◆ Records ◆
========================================

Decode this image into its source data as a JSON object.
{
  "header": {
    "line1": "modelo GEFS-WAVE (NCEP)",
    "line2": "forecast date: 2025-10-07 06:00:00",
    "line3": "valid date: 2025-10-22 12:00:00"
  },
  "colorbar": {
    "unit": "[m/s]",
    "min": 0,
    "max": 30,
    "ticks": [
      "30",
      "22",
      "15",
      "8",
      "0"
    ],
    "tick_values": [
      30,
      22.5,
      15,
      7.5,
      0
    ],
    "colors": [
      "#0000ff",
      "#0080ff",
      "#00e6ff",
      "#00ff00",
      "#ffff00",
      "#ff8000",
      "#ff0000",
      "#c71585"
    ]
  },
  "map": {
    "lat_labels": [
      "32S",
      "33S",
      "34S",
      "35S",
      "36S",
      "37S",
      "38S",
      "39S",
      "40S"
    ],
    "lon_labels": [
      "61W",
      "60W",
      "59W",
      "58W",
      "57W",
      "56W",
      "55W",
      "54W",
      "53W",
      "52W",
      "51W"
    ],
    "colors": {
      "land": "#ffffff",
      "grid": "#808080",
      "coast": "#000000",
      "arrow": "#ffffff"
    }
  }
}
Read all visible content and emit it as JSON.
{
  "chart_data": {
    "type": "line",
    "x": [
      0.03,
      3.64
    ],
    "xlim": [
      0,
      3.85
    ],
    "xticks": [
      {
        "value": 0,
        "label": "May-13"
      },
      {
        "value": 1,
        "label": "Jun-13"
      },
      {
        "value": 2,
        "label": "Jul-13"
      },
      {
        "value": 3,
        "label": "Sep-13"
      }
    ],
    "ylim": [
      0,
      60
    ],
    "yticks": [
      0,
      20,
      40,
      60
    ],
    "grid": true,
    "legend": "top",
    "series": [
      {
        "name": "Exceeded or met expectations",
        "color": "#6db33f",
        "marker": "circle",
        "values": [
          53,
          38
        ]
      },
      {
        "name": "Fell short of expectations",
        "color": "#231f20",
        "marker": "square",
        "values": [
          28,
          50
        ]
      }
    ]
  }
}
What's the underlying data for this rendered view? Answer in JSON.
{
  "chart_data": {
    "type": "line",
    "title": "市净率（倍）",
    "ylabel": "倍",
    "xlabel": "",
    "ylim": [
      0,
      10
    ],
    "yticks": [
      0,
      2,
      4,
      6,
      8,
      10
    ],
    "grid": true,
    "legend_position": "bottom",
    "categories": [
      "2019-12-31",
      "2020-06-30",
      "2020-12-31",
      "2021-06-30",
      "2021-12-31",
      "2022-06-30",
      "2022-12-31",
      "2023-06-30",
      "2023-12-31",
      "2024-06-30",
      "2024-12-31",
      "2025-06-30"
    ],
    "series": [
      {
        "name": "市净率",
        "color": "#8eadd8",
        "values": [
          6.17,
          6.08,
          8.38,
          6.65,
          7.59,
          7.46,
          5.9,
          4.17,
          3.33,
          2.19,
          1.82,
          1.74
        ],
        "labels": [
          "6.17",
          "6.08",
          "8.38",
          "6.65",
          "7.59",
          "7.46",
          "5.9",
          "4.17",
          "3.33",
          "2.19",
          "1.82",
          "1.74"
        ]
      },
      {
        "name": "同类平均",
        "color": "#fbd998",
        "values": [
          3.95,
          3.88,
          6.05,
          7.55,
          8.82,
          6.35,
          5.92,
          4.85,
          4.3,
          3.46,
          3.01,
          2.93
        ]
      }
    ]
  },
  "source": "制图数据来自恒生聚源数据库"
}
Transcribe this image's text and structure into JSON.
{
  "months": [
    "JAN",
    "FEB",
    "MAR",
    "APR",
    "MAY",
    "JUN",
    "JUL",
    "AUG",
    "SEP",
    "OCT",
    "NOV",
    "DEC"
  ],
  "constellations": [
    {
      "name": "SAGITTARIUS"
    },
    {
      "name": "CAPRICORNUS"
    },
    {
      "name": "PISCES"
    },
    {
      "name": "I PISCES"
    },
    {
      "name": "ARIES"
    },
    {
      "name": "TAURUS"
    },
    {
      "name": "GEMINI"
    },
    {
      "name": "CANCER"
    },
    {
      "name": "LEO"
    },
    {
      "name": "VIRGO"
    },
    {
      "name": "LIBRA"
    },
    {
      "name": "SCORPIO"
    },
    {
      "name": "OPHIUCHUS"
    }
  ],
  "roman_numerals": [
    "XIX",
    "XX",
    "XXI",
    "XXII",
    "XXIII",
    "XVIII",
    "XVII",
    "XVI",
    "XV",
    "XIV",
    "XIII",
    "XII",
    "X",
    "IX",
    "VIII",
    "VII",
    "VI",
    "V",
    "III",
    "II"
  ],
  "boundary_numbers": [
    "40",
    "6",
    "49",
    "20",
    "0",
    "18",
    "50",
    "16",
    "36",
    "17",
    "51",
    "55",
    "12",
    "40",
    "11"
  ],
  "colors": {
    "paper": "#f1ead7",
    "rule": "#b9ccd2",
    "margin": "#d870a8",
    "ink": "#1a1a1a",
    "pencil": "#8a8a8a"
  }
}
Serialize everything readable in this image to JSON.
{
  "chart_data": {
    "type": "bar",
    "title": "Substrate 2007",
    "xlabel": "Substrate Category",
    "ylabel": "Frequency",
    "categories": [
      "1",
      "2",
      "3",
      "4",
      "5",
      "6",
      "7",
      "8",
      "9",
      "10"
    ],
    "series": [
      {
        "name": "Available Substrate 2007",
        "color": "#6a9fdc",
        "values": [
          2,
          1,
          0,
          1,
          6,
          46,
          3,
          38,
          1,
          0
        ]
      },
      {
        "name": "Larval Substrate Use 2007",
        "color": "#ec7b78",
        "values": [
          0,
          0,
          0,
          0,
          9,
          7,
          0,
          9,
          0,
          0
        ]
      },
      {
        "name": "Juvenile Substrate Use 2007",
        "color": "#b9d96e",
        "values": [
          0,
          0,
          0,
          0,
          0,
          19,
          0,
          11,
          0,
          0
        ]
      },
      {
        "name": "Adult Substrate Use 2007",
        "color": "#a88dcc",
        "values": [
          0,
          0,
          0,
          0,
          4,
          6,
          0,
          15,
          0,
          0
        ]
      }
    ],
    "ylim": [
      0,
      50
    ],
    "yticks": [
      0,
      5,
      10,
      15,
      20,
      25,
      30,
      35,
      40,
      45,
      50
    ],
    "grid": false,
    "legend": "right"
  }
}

========================================

◆ Requirements ◆
Above are some records. Report the number of their lines that include "JSON", and add nothing else.

◆ Right answer ◆
5